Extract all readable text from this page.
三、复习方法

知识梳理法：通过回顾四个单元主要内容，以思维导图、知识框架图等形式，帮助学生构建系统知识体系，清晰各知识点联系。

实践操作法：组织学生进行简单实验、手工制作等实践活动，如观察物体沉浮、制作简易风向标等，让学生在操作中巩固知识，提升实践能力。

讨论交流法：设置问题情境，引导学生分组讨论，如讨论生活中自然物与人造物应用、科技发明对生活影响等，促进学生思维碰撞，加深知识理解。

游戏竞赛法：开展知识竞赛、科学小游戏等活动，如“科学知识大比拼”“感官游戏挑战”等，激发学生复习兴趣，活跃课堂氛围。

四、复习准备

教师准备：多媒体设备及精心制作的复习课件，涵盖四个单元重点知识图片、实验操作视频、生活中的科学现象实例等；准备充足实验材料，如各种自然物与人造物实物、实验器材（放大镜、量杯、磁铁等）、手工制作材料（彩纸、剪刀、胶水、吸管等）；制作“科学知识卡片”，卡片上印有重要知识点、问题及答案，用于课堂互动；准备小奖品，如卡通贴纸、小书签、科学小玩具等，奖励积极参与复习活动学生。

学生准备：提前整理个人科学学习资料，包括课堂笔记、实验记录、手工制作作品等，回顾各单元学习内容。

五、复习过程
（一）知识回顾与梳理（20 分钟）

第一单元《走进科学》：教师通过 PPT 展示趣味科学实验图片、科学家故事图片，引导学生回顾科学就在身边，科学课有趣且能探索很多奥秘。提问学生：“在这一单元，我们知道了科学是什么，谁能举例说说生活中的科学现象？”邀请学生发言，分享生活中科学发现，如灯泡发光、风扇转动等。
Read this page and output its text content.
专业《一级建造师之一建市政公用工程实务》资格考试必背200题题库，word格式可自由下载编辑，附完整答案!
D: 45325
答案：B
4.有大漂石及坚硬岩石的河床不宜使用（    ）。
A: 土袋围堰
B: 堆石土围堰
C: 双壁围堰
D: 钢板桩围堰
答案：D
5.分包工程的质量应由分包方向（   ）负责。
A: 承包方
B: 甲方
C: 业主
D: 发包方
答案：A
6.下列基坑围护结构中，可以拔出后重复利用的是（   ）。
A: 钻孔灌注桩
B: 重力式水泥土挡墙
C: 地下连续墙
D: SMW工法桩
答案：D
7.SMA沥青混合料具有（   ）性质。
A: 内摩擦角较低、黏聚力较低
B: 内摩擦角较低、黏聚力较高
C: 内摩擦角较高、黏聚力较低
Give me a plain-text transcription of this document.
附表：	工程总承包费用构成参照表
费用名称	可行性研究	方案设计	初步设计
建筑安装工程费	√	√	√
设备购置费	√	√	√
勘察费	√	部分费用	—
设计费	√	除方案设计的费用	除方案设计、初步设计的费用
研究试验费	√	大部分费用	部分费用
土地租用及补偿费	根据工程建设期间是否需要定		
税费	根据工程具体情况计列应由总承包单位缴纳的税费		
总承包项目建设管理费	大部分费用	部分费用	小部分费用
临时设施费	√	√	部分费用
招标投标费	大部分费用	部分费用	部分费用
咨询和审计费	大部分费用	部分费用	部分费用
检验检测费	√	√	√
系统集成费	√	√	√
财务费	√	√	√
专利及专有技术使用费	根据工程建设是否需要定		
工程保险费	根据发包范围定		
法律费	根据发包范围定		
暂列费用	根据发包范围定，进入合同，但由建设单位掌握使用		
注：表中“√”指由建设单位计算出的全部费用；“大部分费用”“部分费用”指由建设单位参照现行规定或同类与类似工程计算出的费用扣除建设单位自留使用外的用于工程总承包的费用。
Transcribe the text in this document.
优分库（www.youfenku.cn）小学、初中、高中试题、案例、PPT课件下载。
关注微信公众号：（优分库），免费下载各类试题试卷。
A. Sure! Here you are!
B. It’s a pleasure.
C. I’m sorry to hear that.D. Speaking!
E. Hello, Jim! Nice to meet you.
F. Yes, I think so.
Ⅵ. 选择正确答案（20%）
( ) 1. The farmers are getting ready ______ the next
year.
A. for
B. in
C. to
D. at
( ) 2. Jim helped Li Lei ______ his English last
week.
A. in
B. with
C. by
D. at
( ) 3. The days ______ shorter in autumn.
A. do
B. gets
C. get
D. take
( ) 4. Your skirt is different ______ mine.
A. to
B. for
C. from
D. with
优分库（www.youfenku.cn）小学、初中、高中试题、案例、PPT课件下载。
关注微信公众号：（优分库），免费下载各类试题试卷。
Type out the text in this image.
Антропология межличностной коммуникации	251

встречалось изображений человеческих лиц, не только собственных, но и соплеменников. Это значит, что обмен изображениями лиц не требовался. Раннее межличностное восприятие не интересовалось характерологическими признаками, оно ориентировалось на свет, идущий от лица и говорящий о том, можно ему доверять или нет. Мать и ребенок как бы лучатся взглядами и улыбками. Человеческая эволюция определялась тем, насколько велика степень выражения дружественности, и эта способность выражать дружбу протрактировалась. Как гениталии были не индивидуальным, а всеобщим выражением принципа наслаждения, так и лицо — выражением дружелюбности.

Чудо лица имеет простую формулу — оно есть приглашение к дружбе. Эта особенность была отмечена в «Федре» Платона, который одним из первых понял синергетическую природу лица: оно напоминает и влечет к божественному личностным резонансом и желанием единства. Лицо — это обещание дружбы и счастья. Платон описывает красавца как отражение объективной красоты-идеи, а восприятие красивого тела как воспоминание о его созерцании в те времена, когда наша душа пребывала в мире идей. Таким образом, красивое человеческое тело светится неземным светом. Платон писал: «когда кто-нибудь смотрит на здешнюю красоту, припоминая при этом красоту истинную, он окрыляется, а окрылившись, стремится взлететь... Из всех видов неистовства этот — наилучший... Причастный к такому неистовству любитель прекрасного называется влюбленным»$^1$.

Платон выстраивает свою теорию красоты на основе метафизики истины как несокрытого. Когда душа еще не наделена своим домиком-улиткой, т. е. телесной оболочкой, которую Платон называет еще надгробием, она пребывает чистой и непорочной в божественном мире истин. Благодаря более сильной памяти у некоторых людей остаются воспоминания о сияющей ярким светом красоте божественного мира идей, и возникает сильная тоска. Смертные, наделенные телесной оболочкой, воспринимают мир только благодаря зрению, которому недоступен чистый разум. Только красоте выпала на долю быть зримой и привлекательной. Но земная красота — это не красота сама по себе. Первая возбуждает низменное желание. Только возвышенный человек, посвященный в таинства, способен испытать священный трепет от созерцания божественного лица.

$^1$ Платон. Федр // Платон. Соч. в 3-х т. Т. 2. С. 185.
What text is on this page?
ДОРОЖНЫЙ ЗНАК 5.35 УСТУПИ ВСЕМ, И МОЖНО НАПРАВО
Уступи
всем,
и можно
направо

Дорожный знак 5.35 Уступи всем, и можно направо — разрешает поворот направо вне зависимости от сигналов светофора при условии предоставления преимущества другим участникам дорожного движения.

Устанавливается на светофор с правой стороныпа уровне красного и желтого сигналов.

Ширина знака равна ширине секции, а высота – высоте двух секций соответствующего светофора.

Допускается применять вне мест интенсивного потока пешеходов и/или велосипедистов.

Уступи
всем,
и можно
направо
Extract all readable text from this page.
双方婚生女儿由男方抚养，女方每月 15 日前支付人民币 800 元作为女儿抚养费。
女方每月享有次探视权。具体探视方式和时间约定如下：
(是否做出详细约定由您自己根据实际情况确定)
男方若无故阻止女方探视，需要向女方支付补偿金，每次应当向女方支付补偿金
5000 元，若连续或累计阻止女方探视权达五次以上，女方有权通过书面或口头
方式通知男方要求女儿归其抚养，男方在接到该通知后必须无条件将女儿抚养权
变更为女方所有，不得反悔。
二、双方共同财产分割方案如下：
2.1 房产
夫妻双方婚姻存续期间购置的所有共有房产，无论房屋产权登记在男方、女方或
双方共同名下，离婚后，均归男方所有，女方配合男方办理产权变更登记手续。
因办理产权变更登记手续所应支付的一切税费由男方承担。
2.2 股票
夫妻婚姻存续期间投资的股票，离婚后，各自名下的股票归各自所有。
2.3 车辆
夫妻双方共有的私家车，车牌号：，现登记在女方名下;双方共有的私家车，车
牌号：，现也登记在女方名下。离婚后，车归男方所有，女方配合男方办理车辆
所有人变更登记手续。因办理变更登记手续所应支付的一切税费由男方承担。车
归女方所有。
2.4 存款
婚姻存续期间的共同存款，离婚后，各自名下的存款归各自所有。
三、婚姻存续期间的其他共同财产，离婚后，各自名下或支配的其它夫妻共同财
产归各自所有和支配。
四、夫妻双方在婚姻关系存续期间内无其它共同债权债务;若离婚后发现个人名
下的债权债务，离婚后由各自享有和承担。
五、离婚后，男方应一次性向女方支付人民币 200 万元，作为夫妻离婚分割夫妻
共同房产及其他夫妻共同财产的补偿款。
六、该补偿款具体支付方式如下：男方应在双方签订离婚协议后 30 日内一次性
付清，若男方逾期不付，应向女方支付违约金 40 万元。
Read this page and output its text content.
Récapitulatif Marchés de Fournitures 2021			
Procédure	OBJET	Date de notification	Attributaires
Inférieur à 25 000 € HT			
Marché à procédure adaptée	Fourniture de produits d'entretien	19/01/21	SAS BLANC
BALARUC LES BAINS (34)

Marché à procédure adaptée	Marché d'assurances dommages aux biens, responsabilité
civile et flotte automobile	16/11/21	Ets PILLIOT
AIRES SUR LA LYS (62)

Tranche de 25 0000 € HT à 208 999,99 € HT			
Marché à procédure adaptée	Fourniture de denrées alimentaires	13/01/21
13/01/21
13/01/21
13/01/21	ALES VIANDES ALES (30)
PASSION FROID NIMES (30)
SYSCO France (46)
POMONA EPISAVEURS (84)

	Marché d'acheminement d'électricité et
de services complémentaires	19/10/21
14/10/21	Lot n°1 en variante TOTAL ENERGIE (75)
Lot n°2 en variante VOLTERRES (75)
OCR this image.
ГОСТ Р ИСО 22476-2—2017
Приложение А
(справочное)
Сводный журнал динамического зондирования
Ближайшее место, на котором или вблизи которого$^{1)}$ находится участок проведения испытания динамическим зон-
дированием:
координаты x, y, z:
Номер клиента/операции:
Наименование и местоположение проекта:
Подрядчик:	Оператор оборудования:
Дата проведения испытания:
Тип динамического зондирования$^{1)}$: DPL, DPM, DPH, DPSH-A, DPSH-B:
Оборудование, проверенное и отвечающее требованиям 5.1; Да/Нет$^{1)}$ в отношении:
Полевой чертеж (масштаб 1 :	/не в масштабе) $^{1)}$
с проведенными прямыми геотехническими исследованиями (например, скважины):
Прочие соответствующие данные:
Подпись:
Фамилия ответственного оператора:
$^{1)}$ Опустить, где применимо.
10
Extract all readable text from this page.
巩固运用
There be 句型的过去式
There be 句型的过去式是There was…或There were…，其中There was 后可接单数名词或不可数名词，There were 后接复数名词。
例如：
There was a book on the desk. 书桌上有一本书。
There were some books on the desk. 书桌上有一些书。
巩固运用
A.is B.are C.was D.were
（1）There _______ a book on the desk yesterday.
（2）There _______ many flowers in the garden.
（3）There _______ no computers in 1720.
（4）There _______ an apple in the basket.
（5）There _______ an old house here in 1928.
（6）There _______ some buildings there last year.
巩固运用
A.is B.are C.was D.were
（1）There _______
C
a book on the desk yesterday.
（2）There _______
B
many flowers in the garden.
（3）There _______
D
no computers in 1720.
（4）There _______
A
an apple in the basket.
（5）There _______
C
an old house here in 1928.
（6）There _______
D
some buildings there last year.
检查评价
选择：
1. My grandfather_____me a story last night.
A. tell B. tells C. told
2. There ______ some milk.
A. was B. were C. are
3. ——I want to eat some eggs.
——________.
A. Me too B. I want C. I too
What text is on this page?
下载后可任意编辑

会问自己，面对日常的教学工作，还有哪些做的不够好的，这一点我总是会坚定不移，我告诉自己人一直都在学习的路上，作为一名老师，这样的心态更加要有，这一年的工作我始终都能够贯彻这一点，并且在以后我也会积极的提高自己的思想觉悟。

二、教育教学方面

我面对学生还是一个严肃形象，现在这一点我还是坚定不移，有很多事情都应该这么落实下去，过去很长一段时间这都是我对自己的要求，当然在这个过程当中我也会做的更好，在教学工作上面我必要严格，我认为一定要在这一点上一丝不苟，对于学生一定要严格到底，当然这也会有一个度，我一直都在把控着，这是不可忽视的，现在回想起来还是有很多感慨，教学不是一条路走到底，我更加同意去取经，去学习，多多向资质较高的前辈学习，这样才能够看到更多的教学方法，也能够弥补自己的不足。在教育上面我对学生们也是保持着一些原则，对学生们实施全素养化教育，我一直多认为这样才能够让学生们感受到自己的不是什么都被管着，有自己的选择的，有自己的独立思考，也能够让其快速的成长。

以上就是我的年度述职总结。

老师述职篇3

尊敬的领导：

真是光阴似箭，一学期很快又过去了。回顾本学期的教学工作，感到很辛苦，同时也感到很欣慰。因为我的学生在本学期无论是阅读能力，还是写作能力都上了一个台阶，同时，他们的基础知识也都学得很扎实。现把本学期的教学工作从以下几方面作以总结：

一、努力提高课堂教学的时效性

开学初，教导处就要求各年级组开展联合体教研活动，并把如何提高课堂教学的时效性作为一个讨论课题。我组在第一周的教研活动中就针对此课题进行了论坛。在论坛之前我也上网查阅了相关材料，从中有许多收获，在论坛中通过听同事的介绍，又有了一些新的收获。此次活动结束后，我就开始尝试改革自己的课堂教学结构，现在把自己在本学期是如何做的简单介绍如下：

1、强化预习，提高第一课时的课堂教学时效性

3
+++
▸ **Given instruction**:
Work out how many lines of the listing above include "сигналов". Answer with the number and nothing more.

▸ **Expected answer**:
2